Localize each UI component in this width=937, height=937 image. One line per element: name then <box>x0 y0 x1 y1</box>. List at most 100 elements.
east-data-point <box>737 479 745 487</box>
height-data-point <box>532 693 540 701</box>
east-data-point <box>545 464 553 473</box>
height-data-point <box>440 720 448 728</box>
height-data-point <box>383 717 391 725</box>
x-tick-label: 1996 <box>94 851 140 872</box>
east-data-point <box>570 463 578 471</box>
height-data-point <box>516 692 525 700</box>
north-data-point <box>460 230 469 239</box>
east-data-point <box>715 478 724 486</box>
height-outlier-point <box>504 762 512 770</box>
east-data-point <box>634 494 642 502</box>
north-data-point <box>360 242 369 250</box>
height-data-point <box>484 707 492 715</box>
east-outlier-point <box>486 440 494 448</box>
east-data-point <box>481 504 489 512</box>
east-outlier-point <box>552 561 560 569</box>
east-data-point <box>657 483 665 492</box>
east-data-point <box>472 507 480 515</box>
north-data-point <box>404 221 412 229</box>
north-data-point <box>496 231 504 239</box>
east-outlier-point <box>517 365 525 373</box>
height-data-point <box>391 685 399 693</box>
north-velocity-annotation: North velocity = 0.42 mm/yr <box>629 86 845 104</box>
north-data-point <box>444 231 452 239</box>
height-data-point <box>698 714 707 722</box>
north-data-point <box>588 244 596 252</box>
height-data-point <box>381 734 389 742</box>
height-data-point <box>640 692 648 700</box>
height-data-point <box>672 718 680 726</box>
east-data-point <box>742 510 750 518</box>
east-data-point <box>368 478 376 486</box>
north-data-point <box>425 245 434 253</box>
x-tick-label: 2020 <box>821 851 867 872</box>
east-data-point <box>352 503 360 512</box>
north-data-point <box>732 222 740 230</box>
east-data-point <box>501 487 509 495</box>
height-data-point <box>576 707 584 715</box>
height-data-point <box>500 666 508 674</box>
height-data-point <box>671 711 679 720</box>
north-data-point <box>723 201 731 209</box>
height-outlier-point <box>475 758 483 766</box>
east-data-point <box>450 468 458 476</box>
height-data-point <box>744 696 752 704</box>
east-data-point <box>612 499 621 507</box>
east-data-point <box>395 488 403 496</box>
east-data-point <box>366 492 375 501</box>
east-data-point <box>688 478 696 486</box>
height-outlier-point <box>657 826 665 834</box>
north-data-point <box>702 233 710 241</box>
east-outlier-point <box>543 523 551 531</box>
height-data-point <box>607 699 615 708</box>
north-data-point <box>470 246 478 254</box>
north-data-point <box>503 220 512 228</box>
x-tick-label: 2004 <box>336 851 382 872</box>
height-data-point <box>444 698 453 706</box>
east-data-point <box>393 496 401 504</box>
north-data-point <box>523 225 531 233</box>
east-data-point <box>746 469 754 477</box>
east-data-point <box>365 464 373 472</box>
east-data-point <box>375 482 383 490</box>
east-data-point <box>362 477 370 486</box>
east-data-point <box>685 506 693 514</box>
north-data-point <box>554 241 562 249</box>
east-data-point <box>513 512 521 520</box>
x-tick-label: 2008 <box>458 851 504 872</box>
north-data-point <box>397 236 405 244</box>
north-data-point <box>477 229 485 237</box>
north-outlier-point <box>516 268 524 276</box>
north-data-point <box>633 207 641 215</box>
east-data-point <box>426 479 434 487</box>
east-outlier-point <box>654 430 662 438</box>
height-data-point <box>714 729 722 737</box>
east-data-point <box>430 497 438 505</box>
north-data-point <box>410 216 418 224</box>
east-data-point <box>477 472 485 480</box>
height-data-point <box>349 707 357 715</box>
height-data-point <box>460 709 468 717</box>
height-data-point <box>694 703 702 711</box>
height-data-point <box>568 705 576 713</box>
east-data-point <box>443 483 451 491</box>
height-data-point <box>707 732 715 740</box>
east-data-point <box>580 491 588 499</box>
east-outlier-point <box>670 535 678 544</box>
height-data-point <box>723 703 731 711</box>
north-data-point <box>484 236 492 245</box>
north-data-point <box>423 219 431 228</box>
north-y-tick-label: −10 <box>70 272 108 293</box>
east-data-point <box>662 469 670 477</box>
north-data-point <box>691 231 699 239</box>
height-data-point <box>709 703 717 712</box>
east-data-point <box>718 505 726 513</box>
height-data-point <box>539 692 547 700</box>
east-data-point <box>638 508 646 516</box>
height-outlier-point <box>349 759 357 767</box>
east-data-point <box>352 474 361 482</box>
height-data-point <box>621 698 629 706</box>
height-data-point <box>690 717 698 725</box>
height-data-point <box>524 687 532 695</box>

* Written problem
Return every row above that includes the word "label", copying each one in full.

* Correct response
x-tick-label: 1996 <box>94 851 140 872</box>
x-tick-label: 2020 <box>821 851 867 872</box>
x-tick-label: 2004 <box>336 851 382 872</box>
x-tick-label: 2008 <box>458 851 504 872</box>
north-y-tick-label: −10 <box>70 272 108 293</box>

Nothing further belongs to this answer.